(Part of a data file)
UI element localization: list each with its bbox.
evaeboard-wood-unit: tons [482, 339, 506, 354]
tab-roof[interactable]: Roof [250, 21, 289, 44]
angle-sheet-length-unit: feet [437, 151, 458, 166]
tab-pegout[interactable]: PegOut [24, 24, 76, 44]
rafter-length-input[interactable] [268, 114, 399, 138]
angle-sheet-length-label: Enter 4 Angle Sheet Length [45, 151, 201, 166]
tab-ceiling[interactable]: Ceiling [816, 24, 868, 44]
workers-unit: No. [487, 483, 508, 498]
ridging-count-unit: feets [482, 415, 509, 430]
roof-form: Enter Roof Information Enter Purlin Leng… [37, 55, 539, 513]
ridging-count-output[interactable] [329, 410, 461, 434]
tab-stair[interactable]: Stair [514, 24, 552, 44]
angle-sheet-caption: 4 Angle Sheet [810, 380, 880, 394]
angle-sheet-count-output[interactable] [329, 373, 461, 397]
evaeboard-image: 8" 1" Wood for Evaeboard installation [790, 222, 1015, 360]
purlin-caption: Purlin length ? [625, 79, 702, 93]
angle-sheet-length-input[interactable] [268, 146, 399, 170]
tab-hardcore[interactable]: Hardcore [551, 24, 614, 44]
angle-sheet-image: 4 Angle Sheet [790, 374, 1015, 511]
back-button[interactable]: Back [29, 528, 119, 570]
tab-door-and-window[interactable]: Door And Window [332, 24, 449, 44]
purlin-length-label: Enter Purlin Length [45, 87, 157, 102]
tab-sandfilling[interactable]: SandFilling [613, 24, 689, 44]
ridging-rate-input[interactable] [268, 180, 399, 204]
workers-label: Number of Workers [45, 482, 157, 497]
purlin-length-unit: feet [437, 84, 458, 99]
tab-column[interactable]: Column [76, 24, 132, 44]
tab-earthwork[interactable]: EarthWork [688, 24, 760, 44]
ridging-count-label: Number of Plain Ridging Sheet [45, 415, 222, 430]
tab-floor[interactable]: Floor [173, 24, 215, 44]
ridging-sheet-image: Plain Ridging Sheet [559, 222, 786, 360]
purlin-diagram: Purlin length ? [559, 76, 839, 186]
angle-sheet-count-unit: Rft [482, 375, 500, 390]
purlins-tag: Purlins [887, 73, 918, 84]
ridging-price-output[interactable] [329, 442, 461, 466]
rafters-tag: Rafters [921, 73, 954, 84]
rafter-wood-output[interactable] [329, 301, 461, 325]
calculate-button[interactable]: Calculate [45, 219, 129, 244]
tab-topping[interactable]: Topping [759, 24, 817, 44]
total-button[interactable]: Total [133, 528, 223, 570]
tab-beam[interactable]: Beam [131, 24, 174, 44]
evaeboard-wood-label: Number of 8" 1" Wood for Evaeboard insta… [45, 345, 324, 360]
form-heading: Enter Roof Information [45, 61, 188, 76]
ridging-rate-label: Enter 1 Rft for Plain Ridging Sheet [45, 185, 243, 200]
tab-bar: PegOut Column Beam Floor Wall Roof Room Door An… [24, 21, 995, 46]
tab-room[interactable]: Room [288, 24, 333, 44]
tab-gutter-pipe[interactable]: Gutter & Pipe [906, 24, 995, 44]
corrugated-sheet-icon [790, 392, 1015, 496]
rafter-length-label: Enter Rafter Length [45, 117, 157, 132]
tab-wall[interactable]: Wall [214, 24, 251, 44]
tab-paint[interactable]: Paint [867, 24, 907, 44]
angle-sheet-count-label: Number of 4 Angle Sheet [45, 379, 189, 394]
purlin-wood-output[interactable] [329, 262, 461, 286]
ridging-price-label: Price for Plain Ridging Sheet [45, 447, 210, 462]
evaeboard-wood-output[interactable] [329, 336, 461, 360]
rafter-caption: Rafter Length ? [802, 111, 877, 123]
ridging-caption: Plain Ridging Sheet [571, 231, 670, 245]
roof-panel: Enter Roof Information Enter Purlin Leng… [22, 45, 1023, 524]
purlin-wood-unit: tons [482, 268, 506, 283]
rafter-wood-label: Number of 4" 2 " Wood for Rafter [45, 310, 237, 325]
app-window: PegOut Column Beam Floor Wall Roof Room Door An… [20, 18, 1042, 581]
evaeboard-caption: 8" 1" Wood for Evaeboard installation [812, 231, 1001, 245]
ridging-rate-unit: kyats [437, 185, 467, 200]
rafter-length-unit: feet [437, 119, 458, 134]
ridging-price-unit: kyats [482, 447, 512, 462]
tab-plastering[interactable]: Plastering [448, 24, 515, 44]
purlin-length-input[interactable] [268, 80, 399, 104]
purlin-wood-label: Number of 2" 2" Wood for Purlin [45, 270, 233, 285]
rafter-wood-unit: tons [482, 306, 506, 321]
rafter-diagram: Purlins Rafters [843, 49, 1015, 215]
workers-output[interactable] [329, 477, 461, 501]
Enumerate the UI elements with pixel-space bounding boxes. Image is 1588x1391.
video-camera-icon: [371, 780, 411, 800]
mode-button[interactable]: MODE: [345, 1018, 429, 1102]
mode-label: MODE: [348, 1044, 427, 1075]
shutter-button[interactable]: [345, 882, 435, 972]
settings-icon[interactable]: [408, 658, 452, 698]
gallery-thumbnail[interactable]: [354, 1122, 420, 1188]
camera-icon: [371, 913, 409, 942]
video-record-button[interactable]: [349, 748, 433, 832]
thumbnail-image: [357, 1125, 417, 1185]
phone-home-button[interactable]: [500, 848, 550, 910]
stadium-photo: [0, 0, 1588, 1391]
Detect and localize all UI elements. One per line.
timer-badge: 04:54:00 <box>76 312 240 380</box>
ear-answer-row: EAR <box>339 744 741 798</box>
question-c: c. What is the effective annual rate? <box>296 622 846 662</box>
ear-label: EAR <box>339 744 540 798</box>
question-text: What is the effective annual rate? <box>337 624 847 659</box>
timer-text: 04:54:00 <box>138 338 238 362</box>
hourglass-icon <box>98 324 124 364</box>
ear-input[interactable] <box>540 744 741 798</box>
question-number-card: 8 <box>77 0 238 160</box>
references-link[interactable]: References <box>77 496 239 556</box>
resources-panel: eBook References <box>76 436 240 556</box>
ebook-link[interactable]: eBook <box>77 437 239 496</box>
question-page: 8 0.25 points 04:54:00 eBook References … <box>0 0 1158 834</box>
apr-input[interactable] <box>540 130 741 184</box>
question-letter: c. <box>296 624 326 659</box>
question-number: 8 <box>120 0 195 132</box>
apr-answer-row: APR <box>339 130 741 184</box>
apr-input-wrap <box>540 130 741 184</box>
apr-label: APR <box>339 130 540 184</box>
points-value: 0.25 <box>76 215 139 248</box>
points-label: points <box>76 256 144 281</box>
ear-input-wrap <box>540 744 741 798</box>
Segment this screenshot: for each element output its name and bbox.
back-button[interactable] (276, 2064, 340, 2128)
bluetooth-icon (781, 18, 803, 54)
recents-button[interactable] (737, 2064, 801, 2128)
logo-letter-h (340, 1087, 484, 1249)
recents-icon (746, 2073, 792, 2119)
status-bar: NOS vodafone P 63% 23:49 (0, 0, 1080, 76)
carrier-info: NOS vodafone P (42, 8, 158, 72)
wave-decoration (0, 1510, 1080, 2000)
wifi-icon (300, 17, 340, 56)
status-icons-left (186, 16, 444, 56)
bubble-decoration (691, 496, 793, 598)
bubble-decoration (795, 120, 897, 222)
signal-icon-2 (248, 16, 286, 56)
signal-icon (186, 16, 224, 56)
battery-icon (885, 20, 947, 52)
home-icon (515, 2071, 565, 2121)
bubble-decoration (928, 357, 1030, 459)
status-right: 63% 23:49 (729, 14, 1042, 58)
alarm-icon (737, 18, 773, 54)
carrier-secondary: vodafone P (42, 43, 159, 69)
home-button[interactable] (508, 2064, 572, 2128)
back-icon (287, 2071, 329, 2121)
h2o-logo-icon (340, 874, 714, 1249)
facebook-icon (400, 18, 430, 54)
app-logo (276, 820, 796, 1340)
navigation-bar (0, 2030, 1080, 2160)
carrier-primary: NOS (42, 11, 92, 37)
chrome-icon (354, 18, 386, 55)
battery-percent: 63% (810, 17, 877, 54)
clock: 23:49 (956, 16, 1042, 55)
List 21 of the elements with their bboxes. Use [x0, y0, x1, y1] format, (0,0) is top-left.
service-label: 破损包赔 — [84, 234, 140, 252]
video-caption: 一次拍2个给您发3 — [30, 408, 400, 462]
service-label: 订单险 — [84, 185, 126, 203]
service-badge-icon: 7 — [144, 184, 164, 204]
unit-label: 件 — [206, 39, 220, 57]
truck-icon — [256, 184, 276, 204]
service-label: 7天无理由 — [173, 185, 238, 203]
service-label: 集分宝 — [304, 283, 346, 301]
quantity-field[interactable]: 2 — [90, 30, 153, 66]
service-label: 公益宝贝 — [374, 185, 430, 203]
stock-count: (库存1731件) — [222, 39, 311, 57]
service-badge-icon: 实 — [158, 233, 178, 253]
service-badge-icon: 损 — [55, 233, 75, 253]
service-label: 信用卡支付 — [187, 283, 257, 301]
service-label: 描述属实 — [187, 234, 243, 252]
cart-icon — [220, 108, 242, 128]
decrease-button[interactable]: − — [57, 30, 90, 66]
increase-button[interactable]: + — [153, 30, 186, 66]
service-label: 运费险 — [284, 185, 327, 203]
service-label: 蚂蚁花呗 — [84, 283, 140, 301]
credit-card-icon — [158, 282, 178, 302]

Goal of the exercise –
Rewrite the records from their first line through the line containing "ridging-count-unit: feets [482, 415, 509, 430]", changing "tons" to "kg" and leaving everything else as it is.

Exercise output –
UI element localization: list each with its bbox.
evaeboard-wood-unit: kg [482, 339, 506, 354]
tab-roof[interactable]: Roof [250, 21, 289, 44]
angle-sheet-length-unit: feet [437, 151, 458, 166]
tab-pegout[interactable]: PegOut [24, 24, 76, 44]
rafter-length-input[interactable] [268, 114, 399, 138]
angle-sheet-length-label: Enter 4 Angle Sheet Length [45, 151, 201, 166]
tab-ceiling[interactable]: Ceiling [816, 24, 868, 44]
workers-unit: No. [487, 483, 508, 498]
ridging-count-unit: feets [482, 415, 509, 430]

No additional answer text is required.